- [Problem details] Search the material below for the word "числа" and copy every line in which it occurs.

- [Record extracts]

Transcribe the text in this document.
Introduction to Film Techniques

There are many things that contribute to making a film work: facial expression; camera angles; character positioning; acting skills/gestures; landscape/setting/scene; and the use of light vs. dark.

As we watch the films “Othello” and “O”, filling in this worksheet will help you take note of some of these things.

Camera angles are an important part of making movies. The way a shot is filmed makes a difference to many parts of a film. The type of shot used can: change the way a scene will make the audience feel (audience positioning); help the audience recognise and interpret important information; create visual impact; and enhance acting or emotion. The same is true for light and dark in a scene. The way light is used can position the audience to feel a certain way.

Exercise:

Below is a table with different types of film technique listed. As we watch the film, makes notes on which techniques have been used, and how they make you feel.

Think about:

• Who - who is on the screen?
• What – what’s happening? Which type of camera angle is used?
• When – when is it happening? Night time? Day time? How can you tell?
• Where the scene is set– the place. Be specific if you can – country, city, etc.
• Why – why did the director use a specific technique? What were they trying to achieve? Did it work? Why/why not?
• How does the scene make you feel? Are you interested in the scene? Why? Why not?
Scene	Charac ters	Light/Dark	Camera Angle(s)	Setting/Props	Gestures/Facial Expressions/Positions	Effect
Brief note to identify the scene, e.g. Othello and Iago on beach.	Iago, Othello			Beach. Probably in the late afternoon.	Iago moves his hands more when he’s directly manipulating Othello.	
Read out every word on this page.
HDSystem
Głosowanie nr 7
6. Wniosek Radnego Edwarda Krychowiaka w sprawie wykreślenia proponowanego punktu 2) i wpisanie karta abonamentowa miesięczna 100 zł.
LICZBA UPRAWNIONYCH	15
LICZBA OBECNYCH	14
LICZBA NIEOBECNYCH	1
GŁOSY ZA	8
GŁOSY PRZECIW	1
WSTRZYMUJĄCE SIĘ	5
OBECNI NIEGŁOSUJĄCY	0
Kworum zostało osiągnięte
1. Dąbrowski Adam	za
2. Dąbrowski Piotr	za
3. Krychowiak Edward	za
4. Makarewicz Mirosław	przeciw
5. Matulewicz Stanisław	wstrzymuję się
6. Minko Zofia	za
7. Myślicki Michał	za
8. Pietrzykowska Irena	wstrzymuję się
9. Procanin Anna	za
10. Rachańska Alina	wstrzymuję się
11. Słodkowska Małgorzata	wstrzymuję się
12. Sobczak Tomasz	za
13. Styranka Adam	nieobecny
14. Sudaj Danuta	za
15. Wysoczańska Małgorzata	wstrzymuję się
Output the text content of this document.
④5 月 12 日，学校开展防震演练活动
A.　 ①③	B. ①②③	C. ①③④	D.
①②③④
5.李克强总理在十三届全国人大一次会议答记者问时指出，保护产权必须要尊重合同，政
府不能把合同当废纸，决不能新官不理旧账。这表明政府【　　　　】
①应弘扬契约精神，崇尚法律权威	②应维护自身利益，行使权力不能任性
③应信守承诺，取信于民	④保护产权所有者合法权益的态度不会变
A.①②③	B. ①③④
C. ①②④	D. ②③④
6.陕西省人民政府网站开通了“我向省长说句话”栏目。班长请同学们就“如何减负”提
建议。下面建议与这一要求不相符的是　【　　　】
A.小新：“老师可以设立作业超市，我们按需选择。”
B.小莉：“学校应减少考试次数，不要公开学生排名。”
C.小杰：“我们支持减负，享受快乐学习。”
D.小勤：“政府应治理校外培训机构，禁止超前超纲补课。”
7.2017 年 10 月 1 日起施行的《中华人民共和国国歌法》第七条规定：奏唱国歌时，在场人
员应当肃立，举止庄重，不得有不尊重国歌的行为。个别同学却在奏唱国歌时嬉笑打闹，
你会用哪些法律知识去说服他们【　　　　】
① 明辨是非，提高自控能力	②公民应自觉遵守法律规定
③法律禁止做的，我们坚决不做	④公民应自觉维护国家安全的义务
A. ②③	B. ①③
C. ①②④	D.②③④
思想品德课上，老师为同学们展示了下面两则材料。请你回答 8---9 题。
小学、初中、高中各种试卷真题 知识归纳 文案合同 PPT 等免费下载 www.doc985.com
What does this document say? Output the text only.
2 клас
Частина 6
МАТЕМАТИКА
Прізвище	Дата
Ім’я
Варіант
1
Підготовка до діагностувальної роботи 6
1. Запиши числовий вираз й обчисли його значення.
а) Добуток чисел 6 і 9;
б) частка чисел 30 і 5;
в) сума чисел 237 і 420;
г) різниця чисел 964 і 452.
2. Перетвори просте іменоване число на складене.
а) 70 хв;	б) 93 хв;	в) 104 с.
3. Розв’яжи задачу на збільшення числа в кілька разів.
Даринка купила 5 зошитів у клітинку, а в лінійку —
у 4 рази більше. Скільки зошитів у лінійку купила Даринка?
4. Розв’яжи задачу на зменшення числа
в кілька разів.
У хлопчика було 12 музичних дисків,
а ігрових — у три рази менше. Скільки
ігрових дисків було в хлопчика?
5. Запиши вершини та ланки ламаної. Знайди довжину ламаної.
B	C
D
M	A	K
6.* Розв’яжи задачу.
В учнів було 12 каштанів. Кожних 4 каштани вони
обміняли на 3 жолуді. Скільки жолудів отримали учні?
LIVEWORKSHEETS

- [Answer to this problem]
3. Розв’яжи задачу на збільшення числа в кілька разів.
4. Розв’яжи задачу на зменшення числа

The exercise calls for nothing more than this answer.